__EXTRACT PROVIDED__.
■ ■ ■

Chapter 2 - Derivatives - 2.3 Differentiation Formulas - 2.3 Exercises - Page 142: 85

$(2,4),(-2,4)$

Equation of parabola $$ y=x^2 \hspace{3cm} (1)$$ Taking derivatives $$\frac{dy}{dx}=\frac{d(x)^2}{dx}=2x$$ Let $m_1$ denote the slope of tangent through the point $(x_1,y_1)$ of the parabola .Then $$\frac{dy}{dx}=2x_1=m_1 \hspace{3cm} (2) $$ The equation of tangent through the point $(x_1,y_1)$ with slope $m_1=2x_1$: $$y-y_1=2x_1(x-x_1) \hspace{3cm} (3)$$ Since tangent passes through $(0,-4)$ .Putting $(x,y)=(0,-4)$ in equation (3) $$-4-y_1=2x_1(0-x_1)$$ $$-4-y_1=-2x_1^2$$ $$-(4+y_1)=-2x_1^2$$ $$ 4+y_1=2x_1^2 \hspace{3cm} (4)$$ Putting $(x,y)=(x_1,y_1)$ in equation (1) $$y_1=x_1^2 \hspace{3cm} (5) $$ Putting equation (5) in equation (4) $$4+y_1=2y_1$$ $$4=2y_1-y_1$$ $$4=y_1$$ $$y_1=4 \hspace{3cm} (6)$$ Putting equation (6) in equation (5) $$x_1^2=4$$ $x_1=2$ or $x_1=-2$ Hence passing through $(0,-4)$ ,there exist two tangents through points $(2,4)$ and $(-2,4) $ of parabola.

■ ■ ■

(Records from a collection)
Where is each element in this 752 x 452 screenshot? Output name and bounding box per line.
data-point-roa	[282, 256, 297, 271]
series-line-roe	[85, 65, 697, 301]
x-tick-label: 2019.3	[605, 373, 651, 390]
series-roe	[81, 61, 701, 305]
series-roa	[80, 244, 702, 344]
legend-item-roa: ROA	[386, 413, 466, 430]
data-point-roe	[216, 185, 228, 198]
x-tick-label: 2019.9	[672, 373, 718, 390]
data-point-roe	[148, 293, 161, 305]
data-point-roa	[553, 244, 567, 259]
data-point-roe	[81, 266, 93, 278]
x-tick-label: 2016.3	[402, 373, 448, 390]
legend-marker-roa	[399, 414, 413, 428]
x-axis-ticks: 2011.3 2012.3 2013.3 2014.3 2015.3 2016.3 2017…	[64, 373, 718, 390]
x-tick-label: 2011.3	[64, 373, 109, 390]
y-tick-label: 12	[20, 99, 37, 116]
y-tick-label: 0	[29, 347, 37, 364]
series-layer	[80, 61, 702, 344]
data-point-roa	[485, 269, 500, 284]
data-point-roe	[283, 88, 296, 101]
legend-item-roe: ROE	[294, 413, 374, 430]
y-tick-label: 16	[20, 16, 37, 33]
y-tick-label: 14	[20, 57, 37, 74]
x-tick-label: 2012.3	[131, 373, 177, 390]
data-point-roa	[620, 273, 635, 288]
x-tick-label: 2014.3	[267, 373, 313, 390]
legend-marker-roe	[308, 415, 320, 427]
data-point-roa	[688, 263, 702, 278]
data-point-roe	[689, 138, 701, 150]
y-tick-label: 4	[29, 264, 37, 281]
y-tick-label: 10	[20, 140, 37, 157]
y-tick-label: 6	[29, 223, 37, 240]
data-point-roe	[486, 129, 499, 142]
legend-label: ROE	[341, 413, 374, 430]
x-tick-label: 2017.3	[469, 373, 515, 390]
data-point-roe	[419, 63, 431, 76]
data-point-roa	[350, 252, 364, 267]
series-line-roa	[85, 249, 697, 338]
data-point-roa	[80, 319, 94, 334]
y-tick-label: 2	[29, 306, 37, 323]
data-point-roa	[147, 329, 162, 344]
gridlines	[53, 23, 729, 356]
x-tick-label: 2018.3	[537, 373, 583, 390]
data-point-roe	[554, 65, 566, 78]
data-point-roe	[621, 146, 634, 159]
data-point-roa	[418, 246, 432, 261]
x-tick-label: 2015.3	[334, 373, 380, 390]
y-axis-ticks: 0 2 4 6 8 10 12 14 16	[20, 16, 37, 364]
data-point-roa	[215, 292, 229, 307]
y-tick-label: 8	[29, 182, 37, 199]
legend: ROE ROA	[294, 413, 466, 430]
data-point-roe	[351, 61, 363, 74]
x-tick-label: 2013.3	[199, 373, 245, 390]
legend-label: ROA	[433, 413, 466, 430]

■ ■ ■

__PROMPT A__.
Rewrite the paragraph of the parabola solution that begins "Equation of parabola" as a short list, keeping its main steps and results.
__PROMPT B__.
For each statement, answer yes or no according to the parabola solution, and quote the words that decide it: (i) The solution finds two tangent lines through (0, −4). (ii) The point (0, −4) is put into equation (1). (iii) The solution gets two possible values for x₁.

__YOUR SOLUTION A__.
- The parabola is y = x² (1), and its derivative is dy/dx = 2x.
- At a point (x₁, y₁), the tangent slope is m₁ = 2x₁ (2), so the tangent line is y − y₁ = 2x₁(x − x₁) (3).
- The tangent passes through (0, −4). Putting that point into (3) gives 4 + y₁ = 2x₁² (4).
- The point lies on the parabola, so y₁ = x₁² (5).
- Putting (5) into (4) gives 4 + y₁ = 2y₁, so y₁ = 4 (6).
- Then x₁² = 4, so x₁ = 2 or x₁ = −2.
- So two tangents pass through (0, −4), touching the parabola at (2, 4) and (−2, 4).

__YOUR SOLUTION B__.
(i) Yes: "there exist two tangents through points"
(ii) No: "Putting $(x,y)=(0,-4)$ in equation (3)"
(iii) Yes: "$x_1=2$ or $x_1=-2$"